:: Short problem ::
Transcribe the listing exactly, leaving out every picture.

:: Extracted entries ::
================
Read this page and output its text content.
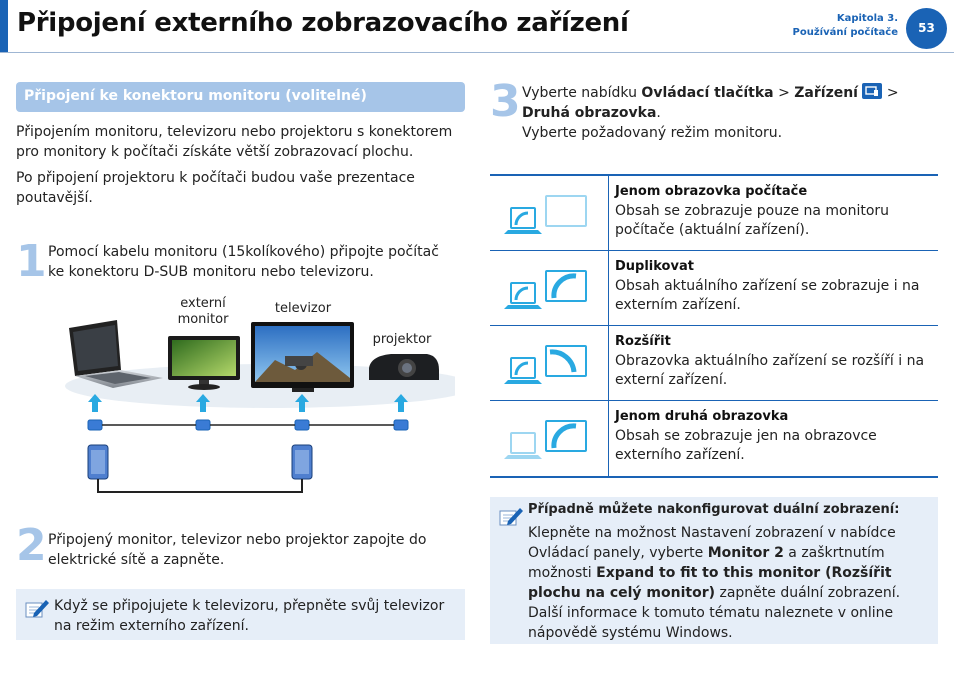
Připojení externího zobrazovacího zařízení	Kapitola 3.
Používání počítače	53
Připojení ke konektoru monitoru (volitelné)

Připojením monitoru, televizoru nebo projektoru s konektorem pro monitory k počítači získáte větší zobrazovací plochu.

Po připojení projektoru k počítači budou vaše prezentace poutavější.

1 Pomocí kabelu monitoru (15kolíkového) připojte počítač ke konektoru D-SUB monitoru nebo televizoru.

externí monitor
televizor
projektor
2 Připojený monitor, televizor nebo projektor zapojte do elektrické sítě a zapněte.

Když se připojujete k televizoru, přepněte svůj televizor na režim externího zařízení.

3 Vyberte nabídku Ovládací tlačítka > Zařízení  > Druhá obrazovka.
Vyberte požadovaný režim monitoru.

Jenom obrazovka počítače
Obsah se zobrazuje pouze na monitoru počítače (aktuální zařízení).
Duplikovat
Obsah aktuálního zařízení se zobrazuje i na externím zařízení.
Rozšířit
Obrazovka aktuálního zařízení se rozšíří i na externí zařízení.
Jenom druhá obrazovka
Obsah se zobrazuje jen na obrazovce externího zařízení.

Případně můžete nakonfigurovat duální zobrazení:

Klepněte na možnost Nastavení zobrazení v nabídce Ovládací panely, vyberte Monitor 2 a zaškrtnutím možnosti Expand to fit to this monitor (Rozšířit plochu na celý monitor) zapněte duální zobrazení.
Další informace k tomuto tématu naleznete v online nápovědě systému Windows.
================
:: Correct response ::
Read this page and output its text content.
Připojení externího zobrazovacího zařízení	Kapitola 3.
Používání počítače	53
Připojení ke konektoru monitoru (volitelné)

Připojením monitoru, televizoru nebo projektoru s konektorem pro monitory k počítači získáte větší zobrazovací plochu.

Po připojení projektoru k počítači budou vaše prezentace poutavější.

1 Pomocí kabelu monitoru (15kolíkového) připojte počítač ke konektoru D-SUB monitoru nebo televizoru.

externí monitor
televizor
projektor
2 Připojený monitor, televizor nebo projektor zapojte do elektrické sítě a zapněte.

Když se připojujete k televizoru, přepněte svůj televizor na režim externího zařízení.

3 Vyberte nabídku Ovládací tlačítka > Zařízení  > Druhá obrazovka.
Vyberte požadovaný režim monitoru.

Jenom obrazovka počítače
Obsah se zobrazuje pouze na monitoru počítače (aktuální zařízení).
Duplikovat
Obsah aktuálního zařízení se zobrazuje i na externím zařízení.
Rozšířit
Obrazovka aktuálního zařízení se rozšíří i na externí zařízení.
Jenom druhá obrazovka
Obsah se zobrazuje jen na obrazovce externího zařízení.

Případně můžete nakonfigurovat duální zobrazení:

Klepněte na možnost Nastavení zobrazení v nabídce Ovládací panely, vyberte Monitor 2 a zaškrtnutím možnosti Expand to fit to this monitor (Rozšířit plochu na celý monitor) zapněte duální zobrazení.
Další informace k tomuto tématu naleznete v online nápovědě systému Windows.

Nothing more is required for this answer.